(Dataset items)
┄┄┄┄┄┄┄┄┄┄

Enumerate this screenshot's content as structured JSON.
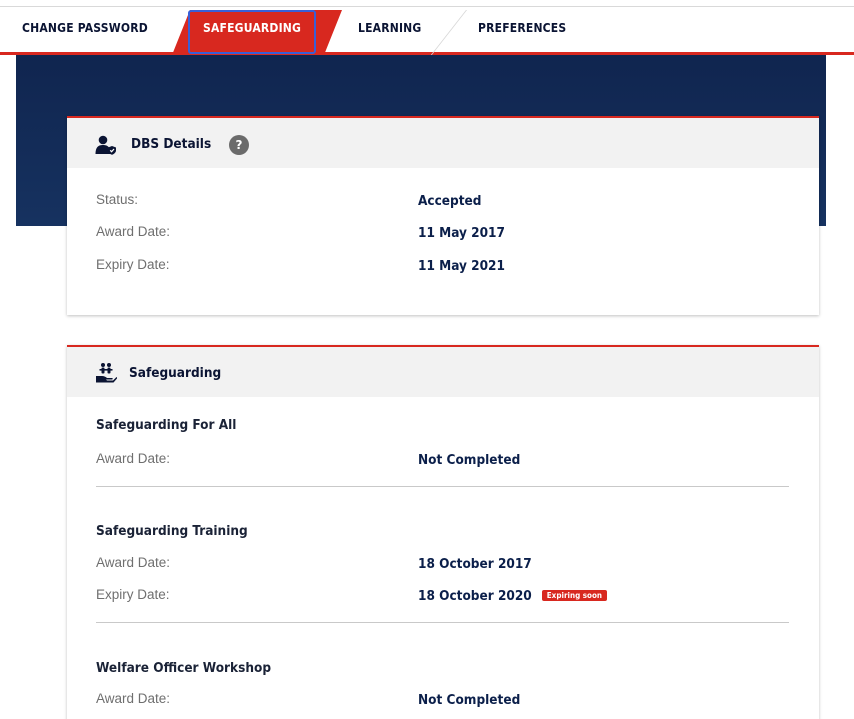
{
  "tabs": [
    {
      "label": "CHANGE PASSWORD",
      "active": false
    },
    {
      "label": "SAFEGUARDING",
      "active": true
    },
    {
      "label": "LEARNING",
      "active": false
    },
    {
      "label": "PREFERENCES",
      "active": false
    }
  ],
  "colors": {
    "accent": "#d8281f",
    "navy": "#10254f",
    "focus": "#3a5fd6"
  },
  "dbs": {
    "icon": "user-shield-icon",
    "title": "DBS Details",
    "help": "?",
    "rows": [
      {
        "label": "Status:",
        "value": "Accepted"
      },
      {
        "label": "Award Date:",
        "value": "11 May 2017"
      },
      {
        "label": "Expiry Date:",
        "value": "11 May 2021"
      }
    ]
  },
  "safeguarding": {
    "icon": "hand-people-icon",
    "title": "Safeguarding",
    "courses": [
      {
        "name": "Safeguarding For All",
        "rows": [
          {
            "label": "Award Date:",
            "value": "Not Completed"
          }
        ]
      },
      {
        "name": "Safeguarding Training",
        "rows": [
          {
            "label": "Award Date:",
            "value": "18 October 2017"
          },
          {
            "label": "Expiry Date:",
            "value": "18 October 2020",
            "badge": "Expiring soon"
          }
        ]
      },
      {
        "name": "Welfare Officer Workshop",
        "rows": [
          {
            "label": "Award Date:",
            "value": "Not Completed"
          }
        ]
      }
    ]
  }
}
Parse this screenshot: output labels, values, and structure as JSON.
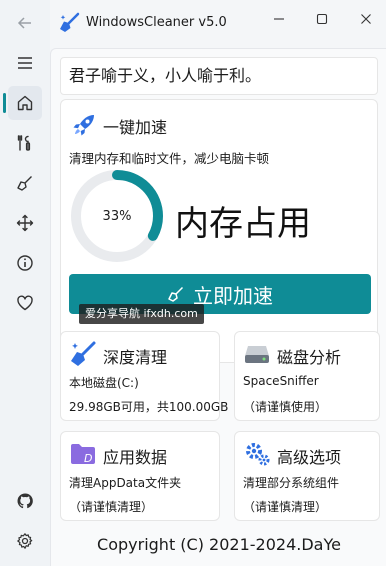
{
  "app": {
    "title": "WindowsCleaner v5.0"
  },
  "sidebar": {
    "items": [
      {
        "name": "back",
        "icon": "back-arrow-icon"
      },
      {
        "name": "menu",
        "icon": "hamburger-menu-icon"
      },
      {
        "name": "home",
        "icon": "home-icon",
        "active": true
      },
      {
        "name": "tools",
        "icon": "tools-icon"
      },
      {
        "name": "clean",
        "icon": "broom-icon"
      },
      {
        "name": "move",
        "icon": "move-arrows-icon"
      },
      {
        "name": "info",
        "icon": "info-icon"
      },
      {
        "name": "favorite",
        "icon": "heart-icon"
      },
      {
        "name": "github",
        "icon": "github-icon"
      },
      {
        "name": "settings",
        "icon": "gear-icon"
      }
    ]
  },
  "quote": "君子喻于义，小人喻于利。",
  "boost": {
    "title": "一键加速",
    "description": "清理内存和临时文件，减少电脑卡顿",
    "memory_percent": 33,
    "memory_percent_text": "33%",
    "memory_label": "内存占用",
    "button_label": "立即加速"
  },
  "watermark": "爱分享导航 ifxdh.com",
  "tiles": {
    "deep_clean": {
      "title": "深度清理",
      "line1": "本地磁盘(C:)",
      "line2": "29.98GB可用，共100.00GB"
    },
    "disk_analysis": {
      "title": "磁盘分析",
      "line1": "SpaceSniffer",
      "line2": "（请谨慎使用）"
    },
    "app_data": {
      "title": "应用数据",
      "line1": "清理AppData文件夹",
      "line2": "（请谨慎清理）"
    },
    "advanced": {
      "title": "高级选项",
      "line1": "清理部分系统组件",
      "line2": "（请谨慎清理）"
    }
  },
  "footer": {
    "copyright": "Copyright (C) 2021-2024.DaYe"
  },
  "colors": {
    "accent": "#0f8c96",
    "gauge_track": "#e9ebee",
    "icon_blue": "#2f6fe0",
    "icon_purple": "#8a6be0"
  }
}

┄┄┄┄┄┄┄┄┄┄

What you are asked to do: Using the listing above, work out how many of its lines include "this", and give only the result.

The answer: 2